[Problem to solve]
Pull out every line with the word "average".

[Listed records]

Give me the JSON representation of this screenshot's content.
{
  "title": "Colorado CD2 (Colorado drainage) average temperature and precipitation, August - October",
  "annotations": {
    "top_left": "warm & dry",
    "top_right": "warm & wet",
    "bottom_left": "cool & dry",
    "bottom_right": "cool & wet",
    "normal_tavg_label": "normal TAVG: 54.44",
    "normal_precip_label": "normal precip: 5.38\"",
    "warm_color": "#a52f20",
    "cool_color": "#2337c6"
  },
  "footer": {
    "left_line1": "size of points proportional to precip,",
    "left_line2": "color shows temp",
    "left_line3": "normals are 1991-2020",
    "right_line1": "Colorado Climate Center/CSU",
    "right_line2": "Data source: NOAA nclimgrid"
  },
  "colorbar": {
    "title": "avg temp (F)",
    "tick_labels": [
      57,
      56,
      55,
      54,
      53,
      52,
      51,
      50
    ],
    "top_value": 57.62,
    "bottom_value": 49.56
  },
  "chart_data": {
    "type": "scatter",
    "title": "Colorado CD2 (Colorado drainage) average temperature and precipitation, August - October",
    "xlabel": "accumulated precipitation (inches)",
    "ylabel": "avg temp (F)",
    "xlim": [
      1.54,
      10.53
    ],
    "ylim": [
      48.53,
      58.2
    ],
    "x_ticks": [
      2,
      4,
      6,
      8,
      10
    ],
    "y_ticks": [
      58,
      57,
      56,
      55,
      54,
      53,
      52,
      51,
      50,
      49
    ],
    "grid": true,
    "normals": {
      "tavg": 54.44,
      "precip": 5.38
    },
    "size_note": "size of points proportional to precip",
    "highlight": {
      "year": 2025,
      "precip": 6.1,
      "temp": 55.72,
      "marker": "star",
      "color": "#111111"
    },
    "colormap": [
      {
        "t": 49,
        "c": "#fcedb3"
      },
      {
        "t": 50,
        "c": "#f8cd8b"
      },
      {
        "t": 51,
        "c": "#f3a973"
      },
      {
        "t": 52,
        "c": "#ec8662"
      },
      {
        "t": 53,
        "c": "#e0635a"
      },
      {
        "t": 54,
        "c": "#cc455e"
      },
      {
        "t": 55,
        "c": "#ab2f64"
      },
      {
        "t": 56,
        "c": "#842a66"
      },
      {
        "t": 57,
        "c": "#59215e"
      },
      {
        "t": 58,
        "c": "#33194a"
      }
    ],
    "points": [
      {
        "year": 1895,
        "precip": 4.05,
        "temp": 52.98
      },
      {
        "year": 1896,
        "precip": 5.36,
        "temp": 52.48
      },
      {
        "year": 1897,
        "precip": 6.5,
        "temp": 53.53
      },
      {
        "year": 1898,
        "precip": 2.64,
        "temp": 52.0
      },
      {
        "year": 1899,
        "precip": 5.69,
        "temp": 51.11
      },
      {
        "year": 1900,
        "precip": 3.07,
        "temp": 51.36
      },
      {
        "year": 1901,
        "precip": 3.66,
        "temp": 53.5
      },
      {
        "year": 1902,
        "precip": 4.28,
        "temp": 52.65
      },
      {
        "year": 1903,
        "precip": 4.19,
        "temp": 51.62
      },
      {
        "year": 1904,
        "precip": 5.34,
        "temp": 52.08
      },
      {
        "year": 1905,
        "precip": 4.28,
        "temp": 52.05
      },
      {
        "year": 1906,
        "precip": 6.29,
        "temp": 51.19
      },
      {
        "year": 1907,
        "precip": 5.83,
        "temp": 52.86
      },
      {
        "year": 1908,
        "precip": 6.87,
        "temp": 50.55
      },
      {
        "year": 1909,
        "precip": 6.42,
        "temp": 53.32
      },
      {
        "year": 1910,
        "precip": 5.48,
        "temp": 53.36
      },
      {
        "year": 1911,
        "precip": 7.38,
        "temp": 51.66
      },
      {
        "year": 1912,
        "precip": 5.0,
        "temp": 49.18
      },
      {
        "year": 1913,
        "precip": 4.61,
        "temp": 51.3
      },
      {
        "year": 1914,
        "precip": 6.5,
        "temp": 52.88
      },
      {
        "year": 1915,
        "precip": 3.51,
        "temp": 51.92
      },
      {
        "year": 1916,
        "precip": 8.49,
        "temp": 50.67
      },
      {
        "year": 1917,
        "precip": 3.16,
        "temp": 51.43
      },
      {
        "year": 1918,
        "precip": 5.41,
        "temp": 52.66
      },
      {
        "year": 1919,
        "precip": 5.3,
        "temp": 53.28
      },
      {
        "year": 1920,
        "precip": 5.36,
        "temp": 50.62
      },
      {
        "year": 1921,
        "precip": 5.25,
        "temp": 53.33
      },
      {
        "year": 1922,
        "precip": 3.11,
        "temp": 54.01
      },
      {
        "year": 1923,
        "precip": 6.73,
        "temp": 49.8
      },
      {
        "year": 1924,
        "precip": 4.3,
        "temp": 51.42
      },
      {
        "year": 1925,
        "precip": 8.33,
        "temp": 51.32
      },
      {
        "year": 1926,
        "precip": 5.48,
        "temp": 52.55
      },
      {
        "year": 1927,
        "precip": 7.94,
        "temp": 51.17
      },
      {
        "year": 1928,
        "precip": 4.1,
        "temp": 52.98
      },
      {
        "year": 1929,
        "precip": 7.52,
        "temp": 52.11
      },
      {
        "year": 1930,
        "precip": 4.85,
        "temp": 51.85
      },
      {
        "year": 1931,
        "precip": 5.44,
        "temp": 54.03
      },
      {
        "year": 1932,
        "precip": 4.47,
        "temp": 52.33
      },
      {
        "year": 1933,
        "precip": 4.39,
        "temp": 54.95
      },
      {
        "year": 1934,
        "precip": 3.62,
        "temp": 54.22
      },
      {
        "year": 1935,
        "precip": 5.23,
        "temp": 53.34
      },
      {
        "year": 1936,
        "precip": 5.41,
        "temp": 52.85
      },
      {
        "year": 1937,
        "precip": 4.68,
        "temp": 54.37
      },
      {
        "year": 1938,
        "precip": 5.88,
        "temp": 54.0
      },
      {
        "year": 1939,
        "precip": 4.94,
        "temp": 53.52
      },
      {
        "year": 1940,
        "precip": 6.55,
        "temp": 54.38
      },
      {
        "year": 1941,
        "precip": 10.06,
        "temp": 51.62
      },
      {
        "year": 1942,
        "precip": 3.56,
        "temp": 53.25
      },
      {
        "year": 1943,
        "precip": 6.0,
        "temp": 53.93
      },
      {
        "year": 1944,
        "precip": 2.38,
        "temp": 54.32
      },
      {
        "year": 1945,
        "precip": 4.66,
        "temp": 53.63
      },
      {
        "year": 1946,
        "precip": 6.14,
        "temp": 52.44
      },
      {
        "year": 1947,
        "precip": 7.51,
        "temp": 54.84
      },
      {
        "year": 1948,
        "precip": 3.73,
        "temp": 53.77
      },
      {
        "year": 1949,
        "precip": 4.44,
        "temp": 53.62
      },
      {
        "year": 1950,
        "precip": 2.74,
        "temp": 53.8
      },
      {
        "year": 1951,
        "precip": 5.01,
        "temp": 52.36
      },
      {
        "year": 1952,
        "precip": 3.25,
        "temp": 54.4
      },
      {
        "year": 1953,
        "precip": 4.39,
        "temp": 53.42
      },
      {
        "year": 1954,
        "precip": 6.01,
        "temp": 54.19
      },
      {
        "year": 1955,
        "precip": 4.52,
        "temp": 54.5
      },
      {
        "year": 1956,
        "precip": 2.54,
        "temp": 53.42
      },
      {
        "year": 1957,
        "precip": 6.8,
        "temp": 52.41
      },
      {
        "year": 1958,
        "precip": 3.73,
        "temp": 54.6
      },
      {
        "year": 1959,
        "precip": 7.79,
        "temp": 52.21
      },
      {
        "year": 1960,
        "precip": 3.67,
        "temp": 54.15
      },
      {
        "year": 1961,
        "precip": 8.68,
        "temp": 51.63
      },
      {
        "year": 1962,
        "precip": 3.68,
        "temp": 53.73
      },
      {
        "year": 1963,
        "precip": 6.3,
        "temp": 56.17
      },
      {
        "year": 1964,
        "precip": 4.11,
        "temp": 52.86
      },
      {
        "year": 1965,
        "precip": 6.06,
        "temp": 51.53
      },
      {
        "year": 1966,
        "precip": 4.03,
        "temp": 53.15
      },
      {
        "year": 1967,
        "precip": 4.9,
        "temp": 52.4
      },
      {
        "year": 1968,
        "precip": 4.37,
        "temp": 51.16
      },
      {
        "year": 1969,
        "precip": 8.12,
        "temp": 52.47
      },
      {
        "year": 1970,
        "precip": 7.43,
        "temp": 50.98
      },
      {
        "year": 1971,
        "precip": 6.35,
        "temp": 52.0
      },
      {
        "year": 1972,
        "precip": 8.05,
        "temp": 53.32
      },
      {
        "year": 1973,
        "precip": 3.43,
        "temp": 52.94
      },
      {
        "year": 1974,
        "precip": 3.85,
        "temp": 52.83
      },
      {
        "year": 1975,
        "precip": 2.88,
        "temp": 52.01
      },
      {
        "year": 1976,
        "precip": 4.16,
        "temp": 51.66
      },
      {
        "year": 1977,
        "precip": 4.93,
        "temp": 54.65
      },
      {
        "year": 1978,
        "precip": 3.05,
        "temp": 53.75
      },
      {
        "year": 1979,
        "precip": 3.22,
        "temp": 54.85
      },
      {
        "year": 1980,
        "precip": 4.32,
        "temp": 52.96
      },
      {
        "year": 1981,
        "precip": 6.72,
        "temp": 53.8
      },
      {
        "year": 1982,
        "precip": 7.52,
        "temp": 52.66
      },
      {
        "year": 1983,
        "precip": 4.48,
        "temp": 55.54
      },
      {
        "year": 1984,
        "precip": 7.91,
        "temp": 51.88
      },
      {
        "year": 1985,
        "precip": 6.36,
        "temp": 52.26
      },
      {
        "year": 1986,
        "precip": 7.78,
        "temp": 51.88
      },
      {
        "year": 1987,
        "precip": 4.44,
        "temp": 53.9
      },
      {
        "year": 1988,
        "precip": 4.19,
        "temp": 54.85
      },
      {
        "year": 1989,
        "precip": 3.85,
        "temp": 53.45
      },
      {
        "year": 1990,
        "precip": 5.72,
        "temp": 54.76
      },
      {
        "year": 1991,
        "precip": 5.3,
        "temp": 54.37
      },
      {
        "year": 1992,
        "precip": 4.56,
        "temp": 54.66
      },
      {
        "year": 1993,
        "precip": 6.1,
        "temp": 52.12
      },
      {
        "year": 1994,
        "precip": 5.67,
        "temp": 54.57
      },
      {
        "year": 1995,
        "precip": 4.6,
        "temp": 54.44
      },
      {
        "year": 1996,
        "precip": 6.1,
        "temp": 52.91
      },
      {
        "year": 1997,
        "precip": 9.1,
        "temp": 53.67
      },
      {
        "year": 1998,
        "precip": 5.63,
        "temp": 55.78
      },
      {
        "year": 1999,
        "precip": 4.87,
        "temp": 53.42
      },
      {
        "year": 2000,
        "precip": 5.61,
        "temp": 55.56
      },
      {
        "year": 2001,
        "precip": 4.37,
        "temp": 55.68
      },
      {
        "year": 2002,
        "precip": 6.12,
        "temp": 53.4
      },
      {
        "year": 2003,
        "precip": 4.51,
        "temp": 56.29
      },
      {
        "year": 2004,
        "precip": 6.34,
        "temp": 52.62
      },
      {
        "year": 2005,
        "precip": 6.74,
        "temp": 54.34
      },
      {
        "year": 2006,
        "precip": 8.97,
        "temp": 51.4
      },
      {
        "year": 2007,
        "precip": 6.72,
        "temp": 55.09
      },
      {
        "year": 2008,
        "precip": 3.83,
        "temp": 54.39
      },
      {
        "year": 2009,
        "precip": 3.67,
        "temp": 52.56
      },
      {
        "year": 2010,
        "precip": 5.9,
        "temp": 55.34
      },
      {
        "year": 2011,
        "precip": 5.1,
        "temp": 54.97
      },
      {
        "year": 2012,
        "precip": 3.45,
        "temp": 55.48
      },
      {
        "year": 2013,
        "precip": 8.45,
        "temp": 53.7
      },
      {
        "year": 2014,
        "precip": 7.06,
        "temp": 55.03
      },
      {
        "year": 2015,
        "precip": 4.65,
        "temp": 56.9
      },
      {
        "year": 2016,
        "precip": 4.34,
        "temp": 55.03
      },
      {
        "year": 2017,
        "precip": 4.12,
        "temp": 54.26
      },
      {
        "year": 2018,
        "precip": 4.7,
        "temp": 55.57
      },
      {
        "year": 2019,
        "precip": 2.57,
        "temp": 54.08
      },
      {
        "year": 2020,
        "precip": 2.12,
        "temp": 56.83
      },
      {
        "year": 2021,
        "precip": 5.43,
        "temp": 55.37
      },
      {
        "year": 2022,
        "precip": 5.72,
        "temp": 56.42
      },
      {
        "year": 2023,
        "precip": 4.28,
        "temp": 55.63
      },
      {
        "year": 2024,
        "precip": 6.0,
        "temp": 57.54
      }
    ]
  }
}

[Exercise solution]
  "title": "Colorado CD2 (Colorado drainage) average temperature and precipitation, August - October",
    "title": "Colorado CD2 (Colorado drainage) average temperature and precipitation, August - October",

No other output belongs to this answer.